*EXERCISE DESCRIPTION*. Please transcribe the data below exactly. Leave the pictures out.

Figure dataset records

====

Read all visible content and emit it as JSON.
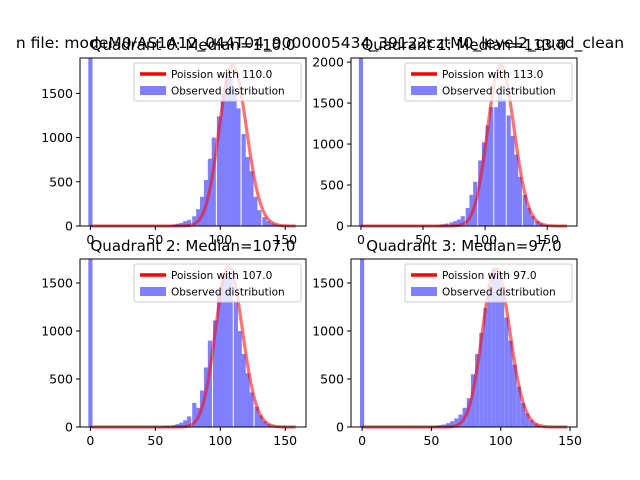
{
  "figure": {
    "title": "n file: modeM0/AS1A12_044T04_9000005434_39122cztM0_level2_quad_clean"
  },
  "chart_data": [
    {
      "type": "bar",
      "title": "Quadrant 0: Median=110.0",
      "median": 110.0,
      "xlim": [
        -8,
        166
      ],
      "ylim": [
        0,
        1900
      ],
      "xticks": [
        0,
        50,
        100,
        150
      ],
      "yticks": [
        0,
        500,
        1000,
        1500
      ],
      "bin_width": 3.2,
      "legend": [
        "Poission with 110.0",
        "Observed distribution"
      ],
      "hist": {
        "x": [
          0,
          60,
          64,
          67,
          70,
          73,
          76,
          80,
          83,
          86,
          89,
          92,
          95,
          99,
          102,
          105,
          108,
          111,
          114,
          118,
          121,
          124,
          127,
          130,
          134,
          137,
          140,
          143,
          146,
          150,
          153
        ],
        "y": [
          1900,
          8,
          15,
          25,
          35,
          55,
          70,
          110,
          190,
          330,
          520,
          760,
          1000,
          1240,
          1500,
          1690,
          1660,
          1560,
          1330,
          1040,
          780,
          620,
          330,
          180,
          100,
          55,
          30,
          18,
          10,
          6,
          3
        ]
      },
      "poisson_curve": {
        "x_range": [
          0,
          158
        ],
        "lambda": 110,
        "peak": 1820
      }
    },
    {
      "type": "bar",
      "title": "Quadrant 1: Median=113.0",
      "median": 113.0,
      "xlim": [
        -8,
        174
      ],
      "ylim": [
        0,
        2050
      ],
      "xticks": [
        0,
        50,
        100,
        150
      ],
      "yticks": [
        0,
        500,
        1000,
        1500,
        2000
      ],
      "bin_width": 3.3,
      "legend": [
        "Poission with 113.0",
        "Observed distribution"
      ],
      "hist": {
        "x": [
          0,
          63,
          66,
          69,
          73,
          76,
          79,
          82,
          86,
          89,
          92,
          96,
          99,
          102,
          105,
          109,
          112,
          115,
          119,
          122,
          125,
          128,
          132,
          135,
          138,
          142,
          145,
          148,
          151,
          155
        ],
        "y": [
          2050,
          10,
          20,
          30,
          45,
          60,
          80,
          120,
          220,
          380,
          540,
          800,
          1020,
          1230,
          1450,
          1450,
          1620,
          1550,
          1350,
          1100,
          870,
          600,
          380,
          220,
          120,
          60,
          30,
          15,
          8,
          4
        ]
      },
      "poisson_curve": {
        "x_range": [
          0,
          166
        ],
        "lambda": 113,
        "peak": 1960
      }
    },
    {
      "type": "bar",
      "title": "Quadrant 2: Median=107.0",
      "median": 107.0,
      "xlim": [
        -8,
        166
      ],
      "ylim": [
        0,
        1750
      ],
      "xticks": [
        0,
        50,
        100,
        150
      ],
      "yticks": [
        0,
        500,
        1000,
        1500
      ],
      "bin_width": 3.2,
      "legend": [
        "Poission with 107.0",
        "Observed distribution"
      ],
      "hist": {
        "x": [
          0,
          57,
          60,
          64,
          67,
          70,
          73,
          76,
          80,
          83,
          86,
          89,
          92,
          96,
          99,
          102,
          105,
          108,
          112,
          115,
          118,
          121,
          124,
          128,
          131,
          134,
          137,
          140,
          144,
          147
        ],
        "y": [
          1750,
          8,
          12,
          18,
          30,
          45,
          70,
          110,
          250,
          200,
          380,
          620,
          900,
          1110,
          1420,
          1560,
          1600,
          1560,
          1310,
          1000,
          760,
          560,
          360,
          210,
          120,
          60,
          30,
          14,
          8,
          4
        ]
      },
      "poisson_curve": {
        "x_range": [
          0,
          158
        ],
        "lambda": 107,
        "peak": 1670
      }
    },
    {
      "type": "bar",
      "title": "Quadrant 3: Median=97.0",
      "median": 97.0,
      "xlim": [
        -8,
        155
      ],
      "ylim": [
        0,
        1750
      ],
      "xticks": [
        0,
        50,
        100,
        150
      ],
      "yticks": [
        0,
        500,
        1000,
        1500
      ],
      "bin_width": 3.0,
      "legend": [
        "Poission with 97.0",
        "Observed distribution"
      ],
      "hist": {
        "x": [
          0,
          50,
          53,
          56,
          59,
          62,
          65,
          68,
          71,
          74,
          77,
          80,
          83,
          86,
          89,
          92,
          95,
          98,
          101,
          104,
          107,
          110,
          113,
          116,
          119,
          122,
          125,
          128,
          131,
          134
        ],
        "y": [
          1750,
          8,
          12,
          18,
          25,
          40,
          60,
          90,
          130,
          200,
          300,
          550,
          760,
          980,
          1240,
          1480,
          1650,
          1560,
          1380,
          1140,
          900,
          650,
          420,
          250,
          140,
          70,
          35,
          16,
          8,
          4
        ]
      },
      "poisson_curve": {
        "x_range": [
          0,
          148
        ],
        "lambda": 97,
        "peak": 1650
      }
    }
  ]
}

====

*REPLY*.
Read all visible content and emit it as JSON.
{
  "figure": {
    "title": "n file: modeM0/AS1A12_044T04_9000005434_39122cztM0_level2_quad_clean"
  },
  "chart_data": [
    {
      "type": "bar",
      "title": "Quadrant 0: Median=110.0",
      "median": 110.0,
      "xlim": [
        -8,
        166
      ],
      "ylim": [
        0,
        1900
      ],
      "xticks": [
        0,
        50,
        100,
        150
      ],
      "yticks": [
        0,
        500,
        1000,
        1500
      ],
      "bin_width": 3.2,
      "legend": [
        "Poission with 110.0",
        "Observed distribution"
      ],
      "hist": {
        "x": [
          0,
          60,
          64,
          67,
          70,
          73,
          76,
          80,
          83,
          86,
          89,
          92,
          95,
          99,
          102,
          105,
          108,
          111,
          114,
          118,
          121,
          124,
          127,
          130,
          134,
          137,
          140,
          143,
          146,
          150,
          153
        ],
        "y": [
          1900,
          8,
          15,
          25,
          35,
          55,
          70,
          110,
          190,
          330,
          520,
          760,
          1000,
          1240,
          1500,
          1690,
          1660,
          1560,
          1330,
          1040,
          780,
          620,
          330,
          180,
          100,
          55,
          30,
          18,
          10,
          6,
          3
        ]
      },
      "poisson_curve": {
        "x_range": [
          0,
          158
        ],
        "lambda": 110,
        "peak": 1820
      }
    },
    {
      "type": "bar",
      "title": "Quadrant 1: Median=113.0",
      "median": 113.0,
      "xlim": [
        -8,
        174
      ],
      "ylim": [
        0,
        2050
      ],
      "xticks": [
        0,
        50,
        100,
        150
      ],
      "yticks": [
        0,
        500,
        1000,
        1500,
        2000
      ],
      "bin_width": 3.3,
      "legend": [
        "Poission with 113.0",
        "Observed distribution"
      ],
      "hist": {
        "x": [
          0,
          63,
          66,
          69,
          73,
          76,
          79,
          82,
          86,
          89,
          92,
          96,
          99,
          102,
          105,
          109,
          112,
          115,
          119,
          122,
          125,
          128,
          132,
          135,
          138,
          142,
          145,
          148,
          151,
          155
        ],
        "y": [
          2050,
          10,
          20,
          30,
          45,
          60,
          80,
          120,
          220,
          380,
          540,
          800,
          1020,
          1230,
          1450,
          1450,
          1620,
          1550,
          1350,
          1100,
          870,
          600,
          380,
          220,
          120,
          60,
          30,
          15,
          8,
          4
        ]
      },
      "poisson_curve": {
        "x_range": [
          0,
          166
        ],
        "lambda": 113,
        "peak": 1960
      }
    },
    {
      "type": "bar",
      "title": "Quadrant 2: Median=107.0",
      "median": 107.0,
      "xlim": [
        -8,
        166
      ],
      "ylim": [
        0,
        1750
      ],
      "xticks": [
        0,
        50,
        100,
        150
      ],
      "yticks": [
        0,
        500,
        1000,
        1500
      ],
      "bin_width": 3.2,
      "legend": [
        "Poission with 107.0",
        "Observed distribution"
      ],
      "hist": {
        "x": [
          0,
          57,
          60,
          64,
          67,
          70,
          73,
          76,
          80,
          83,
          86,
          89,
          92,
          96,
          99,
          102,
          105,
          108,
          112,
          115,
          118,
          121,
          124,
          128,
          131,
          134,
          137,
          140,
          144,
          147
        ],
        "y": [
          1750,
          8,
          12,
          18,
          30,
          45,
          70,
          110,
          250,
          200,
          380,
          620,
          900,
          1110,
          1420,
          1560,
          1600,
          1560,
          1310,
          1000,
          760,
          560,
          360,
          210,
          120,
          60,
          30,
          14,
          8,
          4
        ]
      },
      "poisson_curve": {
        "x_range": [
          0,
          158
        ],
        "lambda": 107,
        "peak": 1670
      }
    },
    {
      "type": "bar",
      "title": "Quadrant 3: Median=97.0",
      "median": 97.0,
      "xlim": [
        -8,
        155
      ],
      "ylim": [
        0,
        1750
      ],
      "xticks": [
        0,
        50,
        100,
        150
      ],
      "yticks": [
        0,
        500,
        1000,
        1500
      ],
      "bin_width": 3.0,
      "legend": [
        "Poission with 97.0",
        "Observed distribution"
      ],
      "hist": {
        "x": [
          0,
          50,
          53,
          56,
          59,
          62,
          65,
          68,
          71,
          74,
          77,
          80,
          83,
          86,
          89,
          92,
          95,
          98,
          101,
          104,
          107,
          110,
          113,
          116,
          119,
          122,
          125,
          128,
          131,
          134
        ],
        "y": [
          1750,
          8,
          12,
          18,
          25,
          40,
          60,
          90,
          130,
          200,
          300,
          550,
          760,
          980,
          1240,
          1480,
          1650,
          1560,
          1380,
          1140,
          900,
          650,
          420,
          250,
          140,
          70,
          35,
          16,
          8,
          4
        ]
      },
      "poisson_curve": {
        "x_range": [
          0,
          148
        ],
        "lambda": 97,
        "peak": 1650
      }
    }
  ]
}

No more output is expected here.